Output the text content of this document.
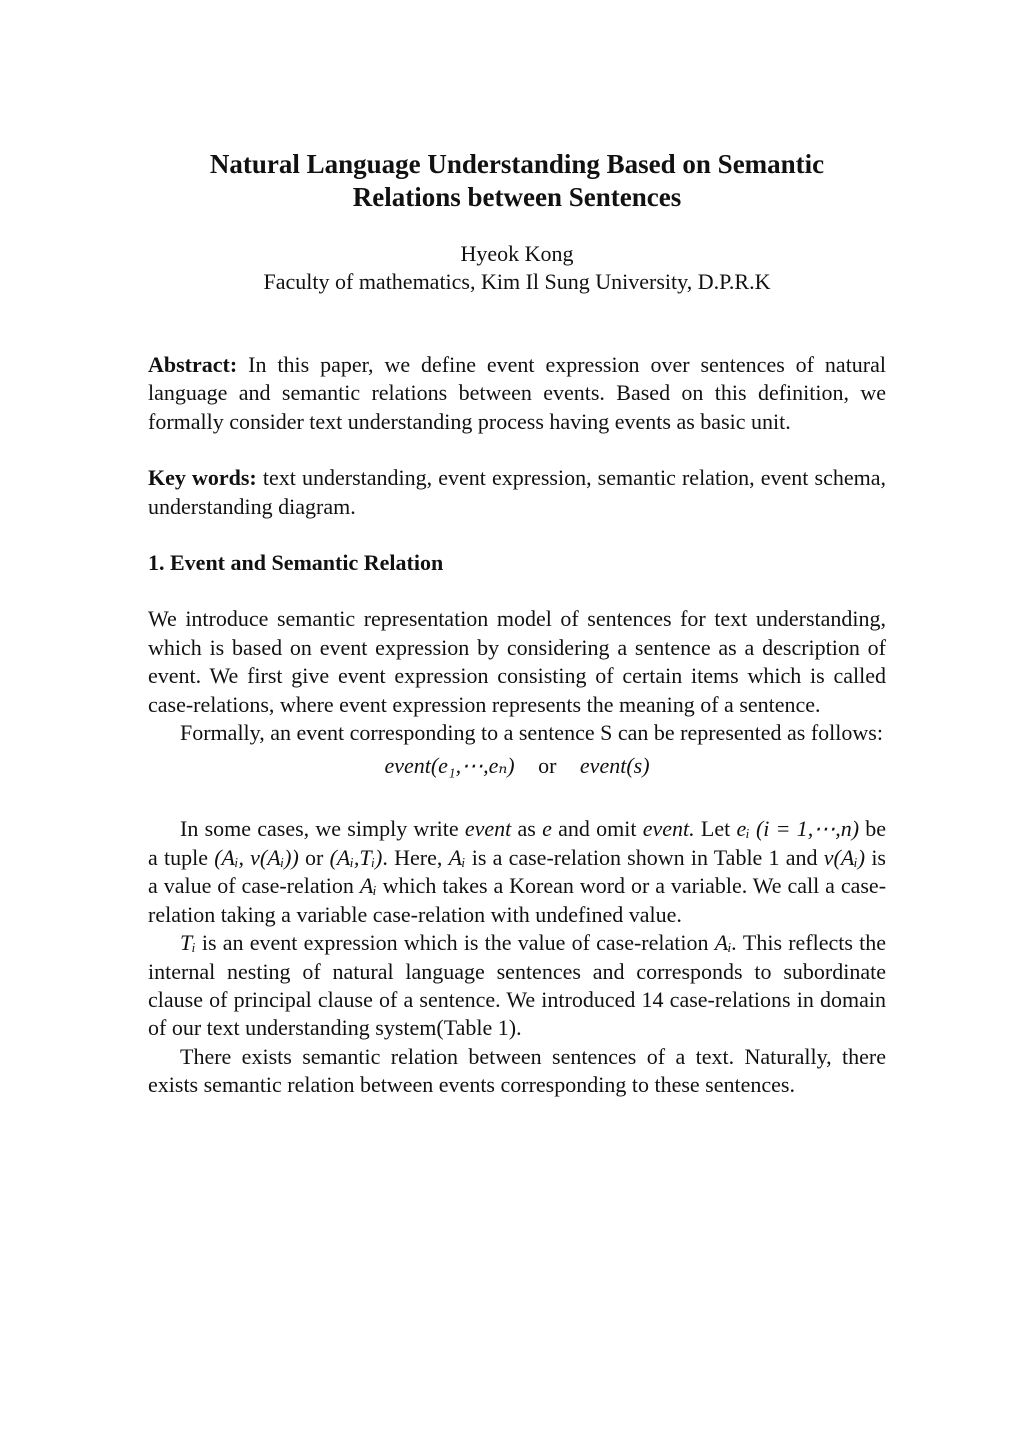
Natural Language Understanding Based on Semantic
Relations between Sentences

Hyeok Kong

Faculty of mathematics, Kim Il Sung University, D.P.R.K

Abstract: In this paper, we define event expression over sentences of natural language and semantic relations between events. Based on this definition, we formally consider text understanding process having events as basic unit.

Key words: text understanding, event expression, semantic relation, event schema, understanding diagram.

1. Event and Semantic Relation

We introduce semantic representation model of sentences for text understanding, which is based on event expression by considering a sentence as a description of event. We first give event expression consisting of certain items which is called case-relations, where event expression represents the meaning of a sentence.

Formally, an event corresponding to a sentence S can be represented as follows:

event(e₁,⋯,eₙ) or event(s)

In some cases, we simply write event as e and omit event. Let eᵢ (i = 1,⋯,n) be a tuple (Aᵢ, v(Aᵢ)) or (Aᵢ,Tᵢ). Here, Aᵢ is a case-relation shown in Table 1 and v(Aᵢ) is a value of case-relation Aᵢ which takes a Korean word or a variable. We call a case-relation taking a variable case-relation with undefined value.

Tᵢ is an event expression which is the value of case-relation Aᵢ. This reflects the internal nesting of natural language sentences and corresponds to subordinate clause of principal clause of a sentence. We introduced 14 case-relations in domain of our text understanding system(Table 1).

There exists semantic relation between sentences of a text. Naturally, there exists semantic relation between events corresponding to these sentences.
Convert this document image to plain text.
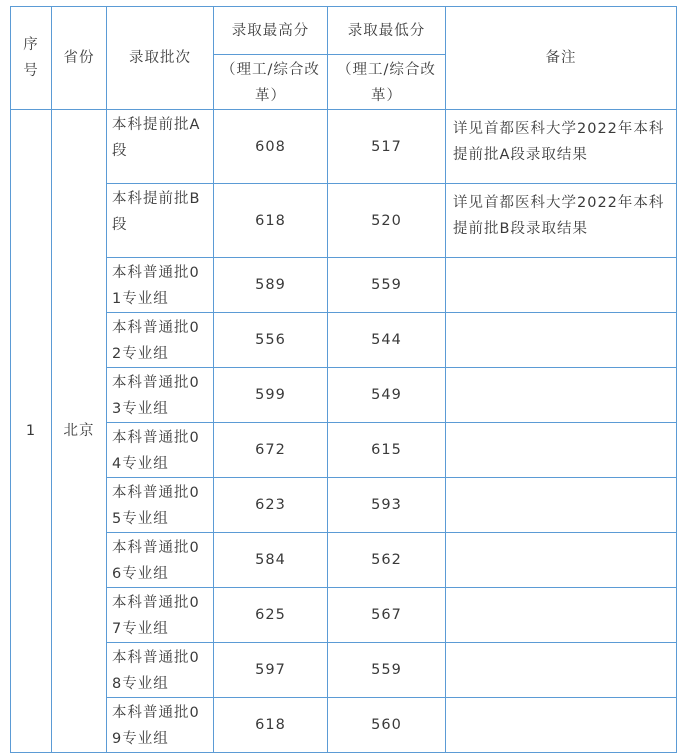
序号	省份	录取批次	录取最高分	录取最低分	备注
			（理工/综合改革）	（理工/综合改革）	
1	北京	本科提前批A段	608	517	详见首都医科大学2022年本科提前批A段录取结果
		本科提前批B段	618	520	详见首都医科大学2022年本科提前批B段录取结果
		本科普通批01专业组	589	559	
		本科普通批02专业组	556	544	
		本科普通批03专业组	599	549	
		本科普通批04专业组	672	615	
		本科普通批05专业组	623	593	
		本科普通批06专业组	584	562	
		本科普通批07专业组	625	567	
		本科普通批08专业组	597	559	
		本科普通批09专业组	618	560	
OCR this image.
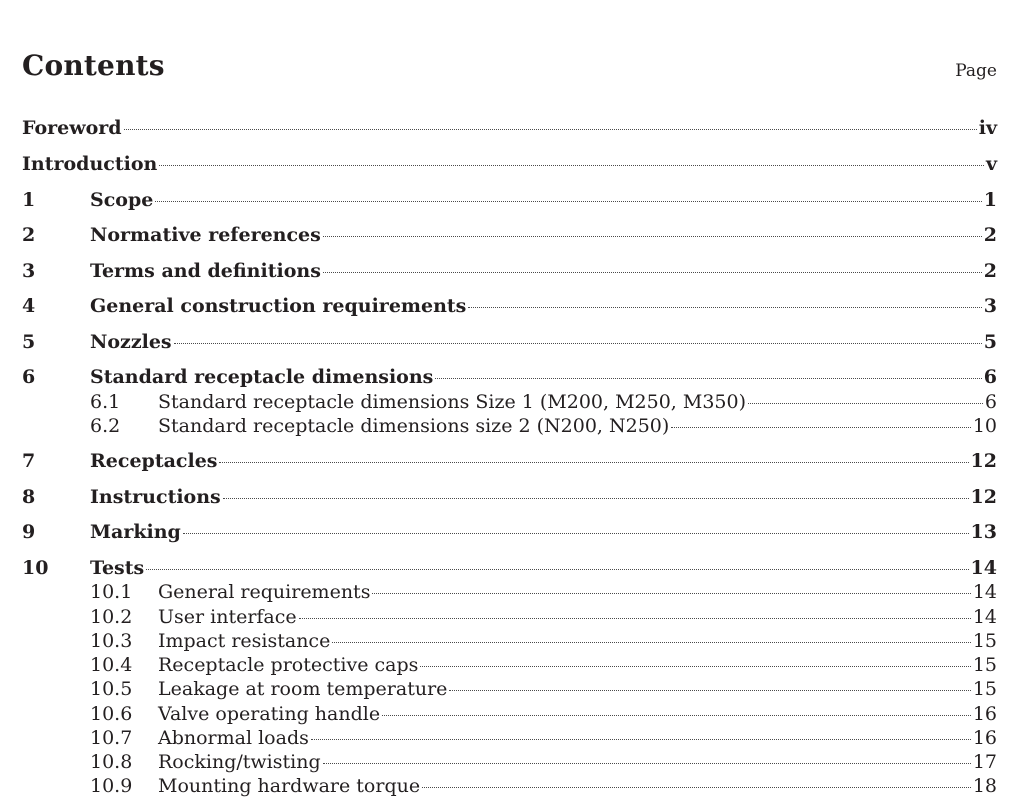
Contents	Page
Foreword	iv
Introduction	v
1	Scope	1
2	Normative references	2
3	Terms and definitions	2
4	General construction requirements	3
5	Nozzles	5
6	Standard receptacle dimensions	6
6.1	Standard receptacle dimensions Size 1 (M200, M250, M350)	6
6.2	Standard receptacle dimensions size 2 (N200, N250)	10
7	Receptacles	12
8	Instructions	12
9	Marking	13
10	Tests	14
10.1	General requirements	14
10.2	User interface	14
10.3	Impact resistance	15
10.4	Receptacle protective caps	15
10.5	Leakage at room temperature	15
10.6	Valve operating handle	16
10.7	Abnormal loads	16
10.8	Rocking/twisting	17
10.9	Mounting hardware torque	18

--

EXERCISE GOAL: Say how many lines above hold the word "corresponding", giving only the count.

SOLUTION FOR THIS EXERCISE: 2